▶ INFORMATION SUPPLIED:
** Start **

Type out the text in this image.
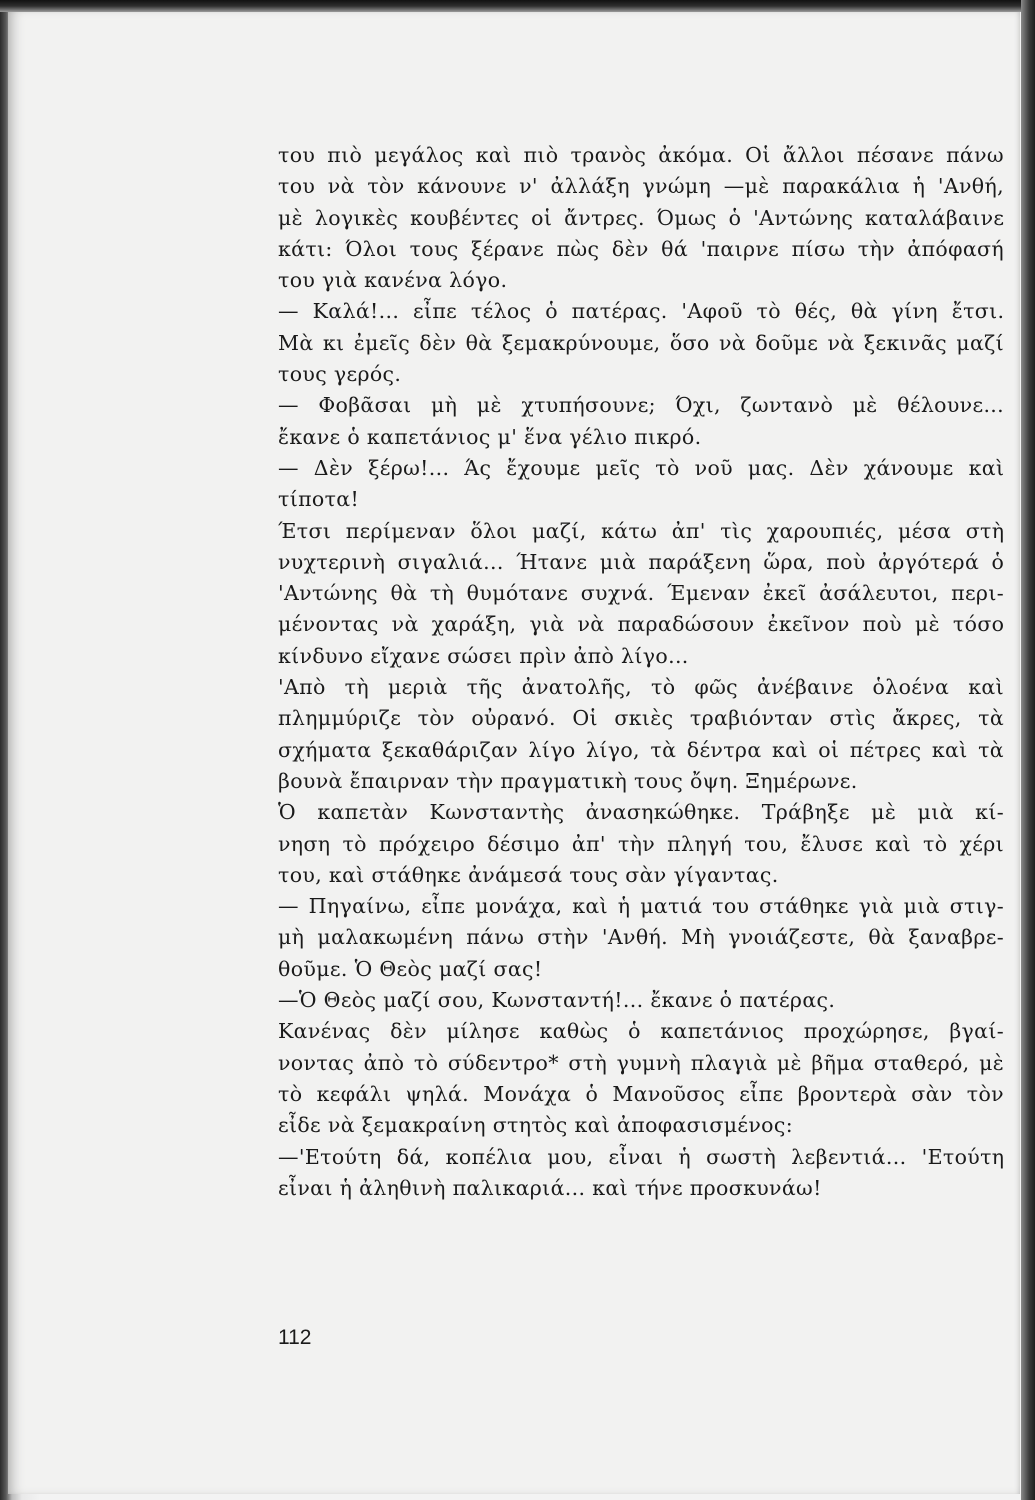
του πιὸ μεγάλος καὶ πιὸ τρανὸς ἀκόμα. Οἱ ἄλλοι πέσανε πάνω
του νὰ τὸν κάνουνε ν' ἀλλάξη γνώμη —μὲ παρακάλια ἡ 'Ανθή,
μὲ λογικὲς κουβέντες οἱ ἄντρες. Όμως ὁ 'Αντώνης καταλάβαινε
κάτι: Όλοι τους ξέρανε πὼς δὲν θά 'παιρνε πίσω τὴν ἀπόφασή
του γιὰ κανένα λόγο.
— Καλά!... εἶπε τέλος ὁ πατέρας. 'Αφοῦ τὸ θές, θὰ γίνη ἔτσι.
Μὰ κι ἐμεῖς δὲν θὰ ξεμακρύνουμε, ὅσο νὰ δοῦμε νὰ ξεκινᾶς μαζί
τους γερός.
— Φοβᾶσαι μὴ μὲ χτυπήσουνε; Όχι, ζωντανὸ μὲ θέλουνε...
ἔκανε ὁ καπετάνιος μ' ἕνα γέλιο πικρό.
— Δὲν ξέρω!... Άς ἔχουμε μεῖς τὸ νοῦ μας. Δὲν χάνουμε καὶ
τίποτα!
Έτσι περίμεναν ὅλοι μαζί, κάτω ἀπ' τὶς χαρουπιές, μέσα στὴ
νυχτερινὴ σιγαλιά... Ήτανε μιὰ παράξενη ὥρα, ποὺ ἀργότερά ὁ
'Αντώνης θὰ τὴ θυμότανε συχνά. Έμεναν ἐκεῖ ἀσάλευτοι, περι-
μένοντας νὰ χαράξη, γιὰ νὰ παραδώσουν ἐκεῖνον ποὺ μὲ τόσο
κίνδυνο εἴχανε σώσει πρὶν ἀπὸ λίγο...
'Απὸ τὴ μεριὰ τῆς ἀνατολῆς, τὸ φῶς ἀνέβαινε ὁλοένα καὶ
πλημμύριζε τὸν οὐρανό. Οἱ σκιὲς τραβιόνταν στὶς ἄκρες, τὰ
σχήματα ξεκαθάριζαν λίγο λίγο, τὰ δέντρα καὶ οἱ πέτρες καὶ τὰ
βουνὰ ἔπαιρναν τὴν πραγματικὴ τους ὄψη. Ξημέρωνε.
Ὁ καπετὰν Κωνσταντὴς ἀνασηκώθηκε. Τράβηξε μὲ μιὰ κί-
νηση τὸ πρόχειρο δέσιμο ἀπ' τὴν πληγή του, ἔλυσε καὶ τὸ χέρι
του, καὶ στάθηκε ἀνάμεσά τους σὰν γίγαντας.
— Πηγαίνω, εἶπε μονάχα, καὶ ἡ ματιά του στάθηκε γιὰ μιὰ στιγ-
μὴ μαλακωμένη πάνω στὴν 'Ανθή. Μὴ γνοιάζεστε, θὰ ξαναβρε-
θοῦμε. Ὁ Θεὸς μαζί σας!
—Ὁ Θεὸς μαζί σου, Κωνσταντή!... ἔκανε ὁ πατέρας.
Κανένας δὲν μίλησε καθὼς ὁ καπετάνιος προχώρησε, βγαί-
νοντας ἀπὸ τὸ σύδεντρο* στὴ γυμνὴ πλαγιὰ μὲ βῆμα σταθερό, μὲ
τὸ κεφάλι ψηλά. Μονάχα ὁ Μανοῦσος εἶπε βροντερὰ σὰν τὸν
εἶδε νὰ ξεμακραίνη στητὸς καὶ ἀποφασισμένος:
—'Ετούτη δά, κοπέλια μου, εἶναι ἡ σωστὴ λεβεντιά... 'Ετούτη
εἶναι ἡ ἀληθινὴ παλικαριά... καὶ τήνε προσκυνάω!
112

** End **

▶ WHAT THE EXERCISE ASKS: Go over the records above and tally each line that includes "εἶπε". Give the total by itself.

▶ TASK ANSWER: 3